==== Quoted text ====

Pile O’ LAMPs: What Would Fielding Say?

Posted by Bob Warfield on October 21, 2007

I’ve been pondering the Pile O’ Lamps concept that I first read about in Aloof Architecture and Process Perfection.  Read the posts yourself for the horse’s mouth, but to me, the Pile O’ Lamps concept is basically asking whether a computing grid of LAMP stacks is a worthwhile architectural construct that could be highly reusable for a variety of applications.  I say grid, because in my mind, it achieves maximal potential if deployed flexibly on a utility computing fabric such as Amazon EC2 where it can automatically flex to a larger cluster based on load requirements.  If it is fixed in size by configuration (which still means changeable, just not as quickly and automatically), I guess it would be more proper to call it a LAMP cluster.

LAMP refers to Linux as the OS, Apache as the web server, mySQL as the database, and a “P” language (usually PHP or Python) as the langauge used to implement the application.  It has become almost ubiquitious as a superfast way to bring up a new web application.  There are some shortcomings, but by and large, it remains one of the simplest ways to get the job done and still have the thing continue to work if you move into the big time.  A Pile of Lamps architecture would presumably simplify scaling by building it in at the outset rather than trying to tack it on later.

====

The tasks =>
1) Please transcribe everything in the blog post from "Pile O’ LAMPs: What" down to "a LAMP cluster.".
2) In the entries, restate word for word everything from the line containing "Enumerate 13 of" down to the line containing "line-series xyxy=(97,184,1395,313)", with both of those lines included.

==== Available data ====

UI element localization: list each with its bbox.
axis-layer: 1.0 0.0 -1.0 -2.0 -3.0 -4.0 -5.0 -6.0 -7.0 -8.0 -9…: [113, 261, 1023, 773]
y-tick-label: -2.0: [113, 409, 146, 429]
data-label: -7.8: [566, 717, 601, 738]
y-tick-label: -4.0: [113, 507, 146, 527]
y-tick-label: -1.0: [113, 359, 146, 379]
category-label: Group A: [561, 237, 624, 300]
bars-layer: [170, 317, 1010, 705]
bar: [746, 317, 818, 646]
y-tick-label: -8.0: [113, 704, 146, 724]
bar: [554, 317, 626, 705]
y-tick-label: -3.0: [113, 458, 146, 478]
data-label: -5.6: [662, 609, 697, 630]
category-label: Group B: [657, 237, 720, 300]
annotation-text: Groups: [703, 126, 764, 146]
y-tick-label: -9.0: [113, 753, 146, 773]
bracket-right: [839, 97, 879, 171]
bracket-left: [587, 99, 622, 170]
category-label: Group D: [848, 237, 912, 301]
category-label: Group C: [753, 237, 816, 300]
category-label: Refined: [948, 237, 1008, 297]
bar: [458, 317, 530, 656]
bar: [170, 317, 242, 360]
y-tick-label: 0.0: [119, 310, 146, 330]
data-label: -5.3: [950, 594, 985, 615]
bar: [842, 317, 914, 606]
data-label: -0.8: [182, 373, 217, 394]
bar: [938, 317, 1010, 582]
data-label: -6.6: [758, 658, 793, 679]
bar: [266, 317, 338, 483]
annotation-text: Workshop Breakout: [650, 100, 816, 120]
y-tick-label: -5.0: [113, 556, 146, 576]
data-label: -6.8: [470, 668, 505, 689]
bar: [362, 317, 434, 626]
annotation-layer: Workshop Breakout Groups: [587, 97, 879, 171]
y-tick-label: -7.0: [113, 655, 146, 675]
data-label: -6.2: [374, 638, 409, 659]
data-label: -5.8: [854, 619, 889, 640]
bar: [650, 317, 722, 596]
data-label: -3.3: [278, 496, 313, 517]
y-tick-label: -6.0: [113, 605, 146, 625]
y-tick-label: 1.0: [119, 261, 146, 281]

====
==== Available data ====

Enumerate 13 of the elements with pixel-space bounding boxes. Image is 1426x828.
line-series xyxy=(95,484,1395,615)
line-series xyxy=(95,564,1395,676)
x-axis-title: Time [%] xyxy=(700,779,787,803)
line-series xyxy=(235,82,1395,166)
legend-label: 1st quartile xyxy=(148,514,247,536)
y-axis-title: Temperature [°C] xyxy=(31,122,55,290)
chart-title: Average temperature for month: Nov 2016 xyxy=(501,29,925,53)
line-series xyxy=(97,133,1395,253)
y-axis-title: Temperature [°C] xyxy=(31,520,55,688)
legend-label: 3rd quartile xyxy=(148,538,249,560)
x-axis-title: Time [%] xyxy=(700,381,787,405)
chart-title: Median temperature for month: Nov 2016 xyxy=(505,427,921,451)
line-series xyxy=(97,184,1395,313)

====

Task answers =>
1)
Pile O’ LAMPs: What Would Fielding Say?

Posted by Bob Warfield on October 21, 2007

I’ve been pondering the Pile O’ Lamps concept that I first read about in Aloof Architecture and Process Perfection.  Read the posts yourself for the horse’s mouth, but to me, the Pile O’ Lamps concept is basically asking whether a computing grid of LAMP stacks is a worthwhile architectural construct that could be highly reusable for a variety of applications.  I say grid, because in my mind, it achieves maximal potential if deployed flexibly on a utility computing fabric such as Amazon EC2 where it can automatically flex to a larger cluster based on load requirements.  If it is fixed in size by configuration (which still means changeable, just not as quickly and automatically), I guess it would be more proper to call it a LAMP cluster.

2)
Enumerate 13 of the elements with pixel-space bounding boxes. Image is 1426x828.
line-series xyxy=(95,484,1395,615)
line-series xyxy=(95,564,1395,676)
x-axis-title: Time [%] xyxy=(700,779,787,803)
line-series xyxy=(235,82,1395,166)
legend-label: 1st quartile xyxy=(148,514,247,536)
y-axis-title: Temperature [°C] xyxy=(31,122,55,290)
chart-title: Average temperature for month: Nov 2016 xyxy=(501,29,925,53)
line-series xyxy=(97,133,1395,253)
y-axis-title: Temperature [°C] xyxy=(31,520,55,688)
legend-label: 3rd quartile xyxy=(148,538,249,560)
x-axis-title: Time [%] xyxy=(700,381,787,405)
chart-title: Median temperature for month: Nov 2016 xyxy=(505,427,921,451)
line-series xyxy=(97,184,1395,313)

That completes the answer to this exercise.